Reproduce every entry exactly, without alteration.

· · · · · · ·

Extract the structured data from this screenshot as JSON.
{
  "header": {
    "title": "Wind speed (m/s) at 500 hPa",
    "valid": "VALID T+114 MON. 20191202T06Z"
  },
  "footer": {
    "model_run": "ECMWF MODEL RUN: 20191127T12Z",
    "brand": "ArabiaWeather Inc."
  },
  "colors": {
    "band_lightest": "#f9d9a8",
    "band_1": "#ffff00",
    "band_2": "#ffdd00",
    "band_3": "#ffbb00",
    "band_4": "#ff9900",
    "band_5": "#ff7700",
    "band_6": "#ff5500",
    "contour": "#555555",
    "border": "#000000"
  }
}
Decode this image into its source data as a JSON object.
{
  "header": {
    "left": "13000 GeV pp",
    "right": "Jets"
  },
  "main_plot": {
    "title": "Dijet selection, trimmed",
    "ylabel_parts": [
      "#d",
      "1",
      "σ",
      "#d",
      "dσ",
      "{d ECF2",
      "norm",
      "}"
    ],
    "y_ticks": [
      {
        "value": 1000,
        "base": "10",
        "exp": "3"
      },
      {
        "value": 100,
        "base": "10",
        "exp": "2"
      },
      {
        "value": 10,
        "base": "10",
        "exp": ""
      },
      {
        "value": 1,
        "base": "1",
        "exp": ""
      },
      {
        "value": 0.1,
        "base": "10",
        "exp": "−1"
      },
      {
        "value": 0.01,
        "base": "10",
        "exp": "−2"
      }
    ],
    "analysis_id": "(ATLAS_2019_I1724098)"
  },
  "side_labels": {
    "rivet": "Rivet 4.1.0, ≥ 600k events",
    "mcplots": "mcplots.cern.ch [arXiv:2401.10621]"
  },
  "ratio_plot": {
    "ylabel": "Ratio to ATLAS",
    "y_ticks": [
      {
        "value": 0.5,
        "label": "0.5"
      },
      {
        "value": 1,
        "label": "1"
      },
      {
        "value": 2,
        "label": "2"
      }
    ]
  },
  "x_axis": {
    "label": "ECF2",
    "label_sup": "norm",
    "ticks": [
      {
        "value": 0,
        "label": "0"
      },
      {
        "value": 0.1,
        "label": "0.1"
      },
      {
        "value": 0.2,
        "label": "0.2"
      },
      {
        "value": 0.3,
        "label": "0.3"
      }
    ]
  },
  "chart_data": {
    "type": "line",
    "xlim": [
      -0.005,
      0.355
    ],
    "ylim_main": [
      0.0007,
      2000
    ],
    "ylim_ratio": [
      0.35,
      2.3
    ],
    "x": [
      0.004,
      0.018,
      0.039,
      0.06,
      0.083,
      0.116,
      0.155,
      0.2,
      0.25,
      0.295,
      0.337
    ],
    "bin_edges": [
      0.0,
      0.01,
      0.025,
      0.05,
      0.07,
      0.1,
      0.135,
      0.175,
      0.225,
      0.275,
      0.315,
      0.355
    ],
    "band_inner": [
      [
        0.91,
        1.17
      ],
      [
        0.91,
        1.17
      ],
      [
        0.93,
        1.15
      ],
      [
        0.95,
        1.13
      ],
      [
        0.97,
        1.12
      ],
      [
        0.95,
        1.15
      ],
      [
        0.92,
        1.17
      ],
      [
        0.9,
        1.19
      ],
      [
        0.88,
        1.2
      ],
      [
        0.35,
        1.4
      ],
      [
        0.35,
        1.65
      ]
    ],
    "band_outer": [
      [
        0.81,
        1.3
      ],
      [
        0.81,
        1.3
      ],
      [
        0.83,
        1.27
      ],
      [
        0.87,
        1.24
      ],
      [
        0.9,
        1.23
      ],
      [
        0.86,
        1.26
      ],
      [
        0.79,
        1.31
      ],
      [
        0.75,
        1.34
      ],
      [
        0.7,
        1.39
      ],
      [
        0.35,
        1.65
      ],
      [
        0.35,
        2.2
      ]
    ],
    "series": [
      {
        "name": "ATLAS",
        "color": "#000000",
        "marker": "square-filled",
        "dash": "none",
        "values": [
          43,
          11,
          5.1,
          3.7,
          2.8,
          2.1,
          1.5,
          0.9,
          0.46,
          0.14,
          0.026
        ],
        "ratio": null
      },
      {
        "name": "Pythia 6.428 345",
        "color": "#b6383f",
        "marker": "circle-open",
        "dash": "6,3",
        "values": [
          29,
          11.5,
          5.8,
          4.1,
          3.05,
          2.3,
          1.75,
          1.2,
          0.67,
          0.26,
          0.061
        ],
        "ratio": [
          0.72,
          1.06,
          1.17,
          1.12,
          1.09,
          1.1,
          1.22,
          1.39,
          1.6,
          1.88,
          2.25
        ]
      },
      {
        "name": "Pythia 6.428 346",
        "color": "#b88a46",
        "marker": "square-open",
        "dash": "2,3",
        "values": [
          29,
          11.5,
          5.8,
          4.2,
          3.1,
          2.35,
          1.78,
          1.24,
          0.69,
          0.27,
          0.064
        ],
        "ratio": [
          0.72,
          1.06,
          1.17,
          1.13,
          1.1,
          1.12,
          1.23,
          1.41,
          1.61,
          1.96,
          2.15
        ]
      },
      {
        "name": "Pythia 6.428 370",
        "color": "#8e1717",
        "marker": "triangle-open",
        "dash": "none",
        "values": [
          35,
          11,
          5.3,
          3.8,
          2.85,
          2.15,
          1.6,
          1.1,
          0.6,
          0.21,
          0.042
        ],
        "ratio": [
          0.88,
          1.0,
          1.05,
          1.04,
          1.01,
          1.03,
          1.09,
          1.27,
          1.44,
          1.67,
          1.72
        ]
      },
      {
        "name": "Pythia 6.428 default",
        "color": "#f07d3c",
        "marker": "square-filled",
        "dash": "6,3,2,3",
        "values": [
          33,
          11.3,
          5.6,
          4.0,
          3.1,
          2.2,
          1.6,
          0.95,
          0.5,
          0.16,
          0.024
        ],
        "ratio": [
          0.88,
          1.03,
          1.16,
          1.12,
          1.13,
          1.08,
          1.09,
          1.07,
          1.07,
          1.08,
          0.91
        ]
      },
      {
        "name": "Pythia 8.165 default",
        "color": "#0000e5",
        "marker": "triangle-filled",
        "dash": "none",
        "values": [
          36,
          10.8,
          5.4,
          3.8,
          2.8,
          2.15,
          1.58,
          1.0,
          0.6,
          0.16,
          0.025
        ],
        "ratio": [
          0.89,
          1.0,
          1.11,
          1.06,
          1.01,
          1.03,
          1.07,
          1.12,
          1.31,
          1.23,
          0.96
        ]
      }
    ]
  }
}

· · · · · · ·

**Response**:
Extract the structured data from this screenshot as JSON.
{
  "header": {
    "title": "Wind speed (m/s) at 500 hPa",
    "valid": "VALID T+114 MON. 20191202T06Z"
  },
  "footer": {
    "model_run": "ECMWF MODEL RUN: 20191127T12Z",
    "brand": "ArabiaWeather Inc."
  },
  "colors": {
    "band_lightest": "#f9d9a8",
    "band_1": "#ffff00",
    "band_2": "#ffdd00",
    "band_3": "#ffbb00",
    "band_4": "#ff9900",
    "band_5": "#ff7700",
    "band_6": "#ff5500",
    "contour": "#555555",
    "border": "#000000"
  }
}
Decode this image into its source data as a JSON object.
{
  "header": {
    "left": "13000 GeV pp",
    "right": "Jets"
  },
  "main_plot": {
    "title": "Dijet selection, trimmed",
    "ylabel_parts": [
      "#d",
      "1",
      "σ",
      "#d",
      "dσ",
      "{d ECF2",
      "norm",
      "}"
    ],
    "y_ticks": [
      {
        "value": 1000,
        "base": "10",
        "exp": "3"
      },
      {
        "value": 100,
        "base": "10",
        "exp": "2"
      },
      {
        "value": 10,
        "base": "10",
        "exp": ""
      },
      {
        "value": 1,
        "base": "1",
        "exp": ""
      },
      {
        "value": 0.1,
        "base": "10",
        "exp": "−1"
      },
      {
        "value": 0.01,
        "base": "10",
        "exp": "−2"
      }
    ],
    "analysis_id": "(ATLAS_2019_I1724098)"
  },
  "side_labels": {
    "rivet": "Rivet 4.1.0, ≥ 600k events",
    "mcplots": "mcplots.cern.ch [arXiv:2401.10621]"
  },
  "ratio_plot": {
    "ylabel": "Ratio to ATLAS",
    "y_ticks": [
      {
        "value": 0.5,
        "label": "0.5"
      },
      {
        "value": 1,
        "label": "1"
      },
      {
        "value": 2,
        "label": "2"
      }
    ]
  },
  "x_axis": {
    "label": "ECF2",
    "label_sup": "norm",
    "ticks": [
      {
        "value": 0,
        "label": "0"
      },
      {
        "value": 0.1,
        "label": "0.1"
      },
      {
        "value": 0.2,
        "label": "0.2"
      },
      {
        "value": 0.3,
        "label": "0.3"
      }
    ]
  },
  "chart_data": {
    "type": "line",
    "xlim": [
      -0.005,
      0.355
    ],
    "ylim_main": [
      0.0007,
      2000
    ],
    "ylim_ratio": [
      0.35,
      2.3
    ],
    "x": [
      0.004,
      0.018,
      0.039,
      0.06,
      0.083,
      0.116,
      0.155,
      0.2,
      0.25,
      0.295,
      0.337
    ],
    "bin_edges": [
      0.0,
      0.01,
      0.025,
      0.05,
      0.07,
      0.1,
      0.135,
      0.175,
      0.225,
      0.275,
      0.315,
      0.355
    ],
    "band_inner": [
      [
        0.91,
        1.17
      ],
      [
        0.91,
        1.17
      ],
      [
        0.93,
        1.15
      ],
      [
        0.95,
        1.13
      ],
      [
        0.97,
        1.12
      ],
      [
        0.95,
        1.15
      ],
      [
        0.92,
        1.17
      ],
      [
        0.9,
        1.19
      ],
      [
        0.88,
        1.2
      ],
      [
        0.35,
        1.4
      ],
      [
        0.35,
        1.65
      ]
    ],
    "band_outer": [
      [
        0.81,
        1.3
      ],
      [
        0.81,
        1.3
      ],
      [
        0.83,
        1.27
      ],
      [
        0.87,
        1.24
      ],
      [
        0.9,
        1.23
      ],
      [
        0.86,
        1.26
      ],
      [
        0.79,
        1.31
      ],
      [
        0.75,
        1.34
      ],
      [
        0.7,
        1.39
      ],
      [
        0.35,
        1.65
      ],
      [
        0.35,
        2.2
      ]
    ],
    "series": [
      {
        "name": "ATLAS",
        "color": "#000000",
        "marker": "square-filled",
        "dash": "none",
        "values": [
          43,
          11,
          5.1,
          3.7,
          2.8,
          2.1,
          1.5,
          0.9,
          0.46,
          0.14,
          0.026
        ],
        "ratio": null
      },
      {
        "name": "Pythia 6.428 345",
        "color": "#b6383f",
        "marker": "circle-open",
        "dash": "6,3",
        "values": [
          29,
          11.5,
          5.8,
          4.1,
          3.05,
          2.3,
          1.75,
          1.2,
          0.67,
          0.26,
          0.061
        ],
        "ratio": [
          0.72,
          1.06,
          1.17,
          1.12,
          1.09,
          1.1,
          1.22,
          1.39,
          1.6,
          1.88,
          2.25
        ]
      },
      {
        "name": "Pythia 6.428 346",
        "color": "#b88a46",
        "marker": "square-open",
        "dash": "2,3",
        "values": [
          29,
          11.5,
          5.8,
          4.2,
          3.1,
          2.35,
          1.78,
          1.24,
          0.69,
          0.27,
          0.064
        ],
        "ratio": [
          0.72,
          1.06,
          1.17,
          1.13,
          1.1,
          1.12,
          1.23,
          1.41,
          1.61,
          1.96,
          2.15
        ]
      },
      {
        "name": "Pythia 6.428 370",
        "color": "#8e1717",
        "marker": "triangle-open",
        "dash": "none",
        "values": [
          35,
          11,
          5.3,
          3.8,
          2.85,
          2.15,
          1.6,
          1.1,
          0.6,
          0.21,
          0.042
        ],
        "ratio": [
          0.88,
          1.0,
          1.05,
          1.04,
          1.01,
          1.03,
          1.09,
          1.27,
          1.44,
          1.67,
          1.72
        ]
      },
      {
        "name": "Pythia 6.428 default",
        "color": "#f07d3c",
        "marker": "square-filled",
        "dash": "6,3,2,3",
        "values": [
          33,
          11.3,
          5.6,
          4.0,
          3.1,
          2.2,
          1.6,
          0.95,
          0.5,
          0.16,
          0.024
        ],
        "ratio": [
          0.88,
          1.03,
          1.16,
          1.12,
          1.13,
          1.08,
          1.09,
          1.07,
          1.07,
          1.08,
          0.91
        ]
      },
      {
        "name": "Pythia 8.165 default",
        "color": "#0000e5",
        "marker": "triangle-filled",
        "dash": "none",
        "values": [
          36,
          10.8,
          5.4,
          3.8,
          2.8,
          2.15,
          1.58,
          1.0,
          0.6,
          0.16,
          0.025
        ],
        "ratio": [
          0.89,
          1.0,
          1.11,
          1.06,
          1.01,
          1.03,
          1.07,
          1.12,
          1.31,
          1.23,
          0.96
        ]
      }
    ]
  }
}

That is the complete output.